* [Objective] Copy the entries below exactly. Images do not belong in the copy.

# # #

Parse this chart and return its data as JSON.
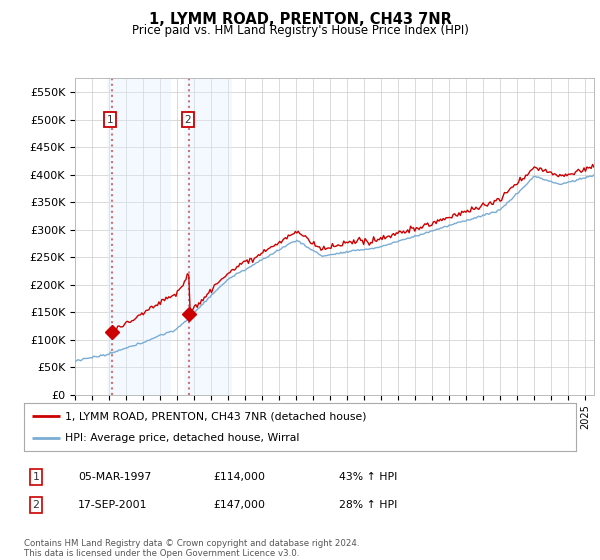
{
  "title": "1, LYMM ROAD, PRENTON, CH43 7NR",
  "subtitle": "Price paid vs. HM Land Registry's House Price Index (HPI)",
  "ylim": [
    0,
    575000
  ],
  "yticks": [
    0,
    50000,
    100000,
    150000,
    200000,
    250000,
    300000,
    350000,
    400000,
    450000,
    500000,
    550000
  ],
  "ytick_labels": [
    "£0",
    "£50K",
    "£100K",
    "£150K",
    "£200K",
    "£250K",
    "£300K",
    "£350K",
    "£400K",
    "£450K",
    "£500K",
    "£550K"
  ],
  "background_color": "#ffffff",
  "plot_bg_color": "#ffffff",
  "grid_color": "#cccccc",
  "red_line_color": "#cc0000",
  "blue_line_color": "#7aadd4",
  "sale1_date": 1997.17,
  "sale1_price": 114000,
  "sale2_date": 2001.72,
  "sale2_price": 147000,
  "legend_label_red": "1, LYMM ROAD, PRENTON, CH43 7NR (detached house)",
  "legend_label_blue": "HPI: Average price, detached house, Wirral",
  "table_row1": [
    "1",
    "05-MAR-1997",
    "£114,000",
    "43% ↑ HPI"
  ],
  "table_row2": [
    "2",
    "17-SEP-2001",
    "£147,000",
    "28% ↑ HPI"
  ],
  "footer": "Contains HM Land Registry data © Crown copyright and database right 2024.\nThis data is licensed under the Open Government Licence v3.0.",
  "xmin": 1995,
  "xmax": 2025.5
}
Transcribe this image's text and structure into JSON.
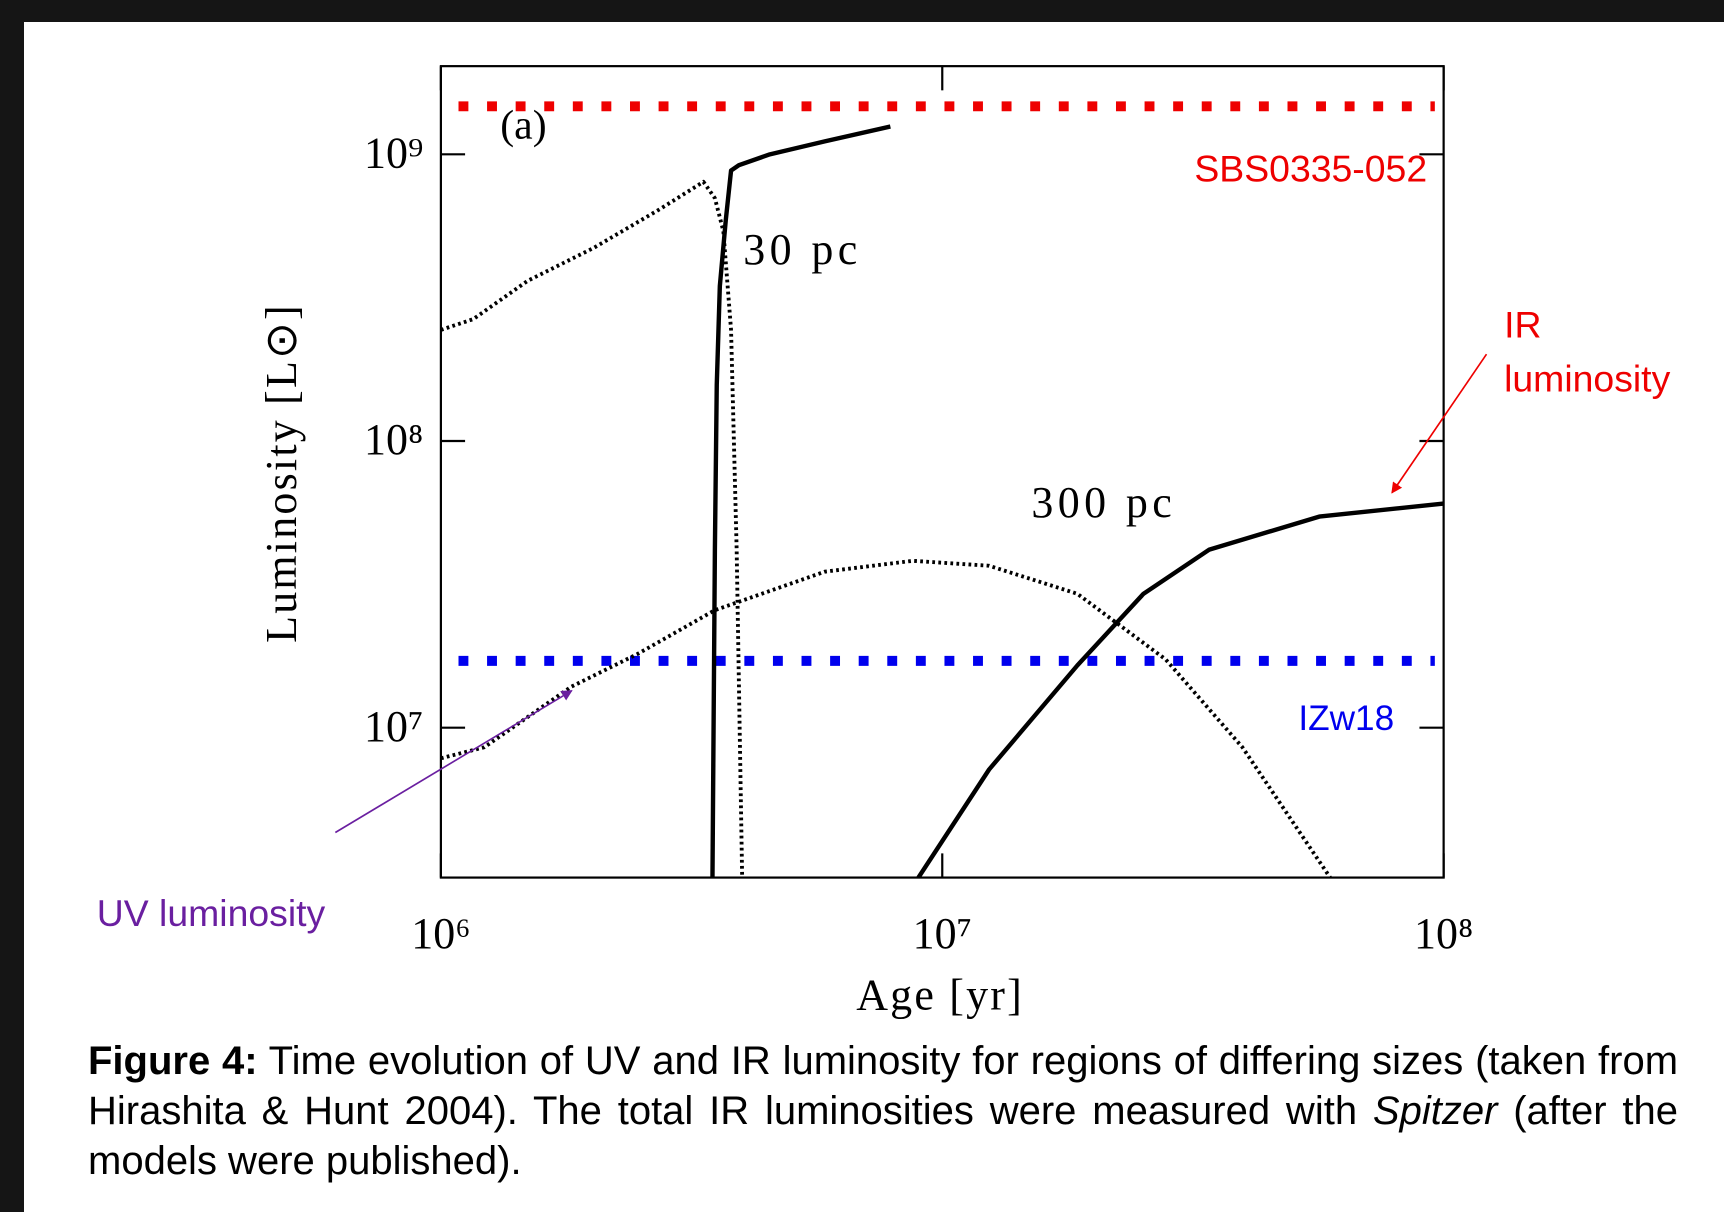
{
  "chart_data": {
    "type": "line",
    "xlabel": "Age [yr]",
    "ylabel": "Luminosity [L⊙]",
    "xscale": "log",
    "yscale": "log",
    "xlim": [
      1000000,
      100000000
    ],
    "ylim": [
      3000000,
      2030000000
    ],
    "xticks": [
      {
        "value": 1000000,
        "label": "10⁶"
      },
      {
        "value": 10000000,
        "label": "10⁷"
      },
      {
        "value": 100000000,
        "label": "10⁸"
      }
    ],
    "yticks": [
      {
        "value": 10000000,
        "label": "10⁷"
      },
      {
        "value": 100000000,
        "label": "10⁸"
      },
      {
        "value": 1000000000,
        "label": "10⁹"
      }
    ],
    "series": [
      {
        "color": "#000000",
        "style": "solid",
        "x": [
          3480000,
          3520000,
          3550000,
          3600000,
          3700000,
          3790000,
          3930000,
          4530000,
          5830000,
          7880000
        ],
        "values": [
          3000000,
          41800000,
          157000000,
          347000000,
          589000000,
          877000000,
          916000000,
          1000000000,
          1110000000,
          1250000000
        ]
      },
      {
        "color": "#000000",
        "style": "dotted",
        "x": [
          1000000,
          1160000,
          1490000,
          2020000,
          2730000,
          3340000,
          3520000,
          3660000,
          3790000,
          3890000,
          3990000
        ],
        "values": [
          244000000,
          266000000,
          362000000,
          472000000,
          643000000,
          802000000,
          703000000,
          540000000,
          244000000,
          41800000,
          3000000
        ]
      },
      {
        "color": "#000000",
        "style": "solid",
        "x": [
          8960000,
          12400000,
          18600000,
          25200000,
          34100000,
          56500000,
          100000000
        ],
        "values": [
          3000000,
          7150000,
          16500000,
          29300000,
          41800000,
          54500000,
          60500000
        ]
      },
      {
        "color": "#000000",
        "style": "dotted",
        "x": [
          1000000,
          1220000,
          1820000,
          2470000,
          3520000,
          5830000,
          8730000,
          12400000,
          18600000,
          27900000,
          39700000,
          59400000
        ],
        "values": [
          7820000,
          8540000,
          13900000,
          18100000,
          25700000,
          35000000,
          38200000,
          36700000,
          29300000,
          17300000,
          8540000,
          3000000
        ]
      }
    ],
    "reference_lines": [
      {
        "label": "SBS0335-052",
        "value": 1470000000,
        "color": "#ee0000"
      },
      {
        "label": "IZw18",
        "value": 17100000,
        "color": "#0000ee"
      }
    ],
    "annotations": [
      "(a)",
      "30 pc",
      "300 pc"
    ],
    "arrows": [
      {
        "text_lines": [
          "IR",
          "luminosity"
        ],
        "color": "#ee0000"
      },
      {
        "text_lines": [
          "UV luminosity"
        ],
        "color": "#6a1fa0"
      }
    ]
  },
  "caption": {
    "label": "Figure 4:",
    "text_before": "Time evolution of UV and IR luminosity for regions of differing sizes (taken from Hirashita & Hunt 2004). The total IR luminosities were measured with",
    "emphasis": "Spitzer",
    "text_after": "(after the models were published)."
  }
}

# # #

* [Output for this task]
Parse this chart and return its data as JSON.
{
  "title": "1, LYMM ROAD, PRENTON, CH43 7NR",
  "subtitle": "Price paid vs. HM Land Registry's House Price Index (HPI)",
  "ylim": [
    0,
    575000
  ],
  "yticks": [
    0,
    50000,
    100000,
    150000,
    200000,
    250000,
    300000,
    350000,
    400000,
    450000,
    500000,
    550000
  ],
  "ytick_labels": [
    "£0",
    "£50K",
    "£100K",
    "£150K",
    "£200K",
    "£250K",
    "£300K",
    "£350K",
    "£400K",
    "£450K",
    "£500K",
    "£550K"
  ],
  "background_color": "#ffffff",
  "plot_bg_color": "#ffffff",
  "grid_color": "#cccccc",
  "red_line_color": "#cc0000",
  "blue_line_color": "#7aadd4",
  "sale1_date": 1997.17,
  "sale1_price": 114000,
  "sale2_date": 2001.72,
  "sale2_price": 147000,
  "legend_label_red": "1, LYMM ROAD, PRENTON, CH43 7NR (detached house)",
  "legend_label_blue": "HPI: Average price, detached house, Wirral",
  "table_row1": [
    "1",
    "05-MAR-1997",
    "£114,000",
    "43% ↑ HPI"
  ],
  "table_row2": [
    "2",
    "17-SEP-2001",
    "£147,000",
    "28% ↑ HPI"
  ],
  "footer": "Contains HM Land Registry data © Crown copyright and database right 2024.\nThis data is licensed under the Open Government Licence v3.0.",
  "xmin": 1995,
  "xmax": 2025.5
}
Transcribe this image's text and structure into JSON.
{
  "chart_data": {
    "type": "line",
    "xlabel": "Age [yr]",
    "ylabel": "Luminosity [L⊙]",
    "xscale": "log",
    "yscale": "log",
    "xlim": [
      1000000,
      100000000
    ],
    "ylim": [
      3000000,
      2030000000
    ],
    "xticks": [
      {
        "value": 1000000,
        "label": "10⁶"
      },
      {
        "value": 10000000,
        "label": "10⁷"
      },
      {
        "value": 100000000,
        "label": "10⁸"
      }
    ],
    "yticks": [
      {
        "value": 10000000,
        "label": "10⁷"
      },
      {
        "value": 100000000,
        "label": "10⁸"
      },
      {
        "value": 1000000000,
        "label": "10⁹"
      }
    ],
    "series": [
      {
        "color": "#000000",
        "style": "solid",
        "x": [
          3480000,
          3520000,
          3550000,
          3600000,
          3700000,
          3790000,
          3930000,
          4530000,
          5830000,
          7880000
        ],
        "values": [
          3000000,
          41800000,
          157000000,
          347000000,
          589000000,
          877000000,
          916000000,
          1000000000,
          1110000000,
          1250000000
        ]
      },
      {
        "color": "#000000",
        "style": "dotted",
        "x": [
          1000000,
          1160000,
          1490000,
          2020000,
          2730000,
          3340000,
          3520000,
          3660000,
          3790000,
          3890000,
          3990000
        ],
        "values": [
          244000000,
          266000000,
          362000000,
          472000000,
          643000000,
          802000000,
          703000000,
          540000000,
          244000000,
          41800000,
          3000000
        ]
      },
      {
        "color": "#000000",
        "style": "solid",
        "x": [
          8960000,
          12400000,
          18600000,
          25200000,
          34100000,
          56500000,
          100000000
        ],
        "values": [
          3000000,
          7150000,
          16500000,
          29300000,
          41800000,
          54500000,
          60500000
        ]
      },
      {
        "color": "#000000",
        "style": "dotted",
        "x": [
          1000000,
          1220000,
          1820000,
          2470000,
          3520000,
          5830000,
          8730000,
          12400000,
          18600000,
          27900000,
          39700000,
          59400000
        ],
        "values": [
          7820000,
          8540000,
          13900000,
          18100000,
          25700000,
          35000000,
          38200000,
          36700000,
          29300000,
          17300000,
          8540000,
          3000000
        ]
      }
    ],
    "reference_lines": [
      {
        "label": "SBS0335-052",
        "value": 1470000000,
        "color": "#ee0000"
      },
      {
        "label": "IZw18",
        "value": 17100000,
        "color": "#0000ee"
      }
    ],
    "annotations": [
      "(a)",
      "30 pc",
      "300 pc"
    ],
    "arrows": [
      {
        "text_lines": [
          "IR",
          "luminosity"
        ],
        "color": "#ee0000"
      },
      {
        "text_lines": [
          "UV luminosity"
        ],
        "color": "#6a1fa0"
      }
    ]
  },
  "caption": {
    "label": "Figure 4:",
    "text_before": "Time evolution of UV and IR luminosity for regions of differing sizes (taken from Hirashita & Hunt 2004). The total IR luminosities were measured with",
    "emphasis": "Spitzer",
    "text_after": "(after the models were published)."
  }
}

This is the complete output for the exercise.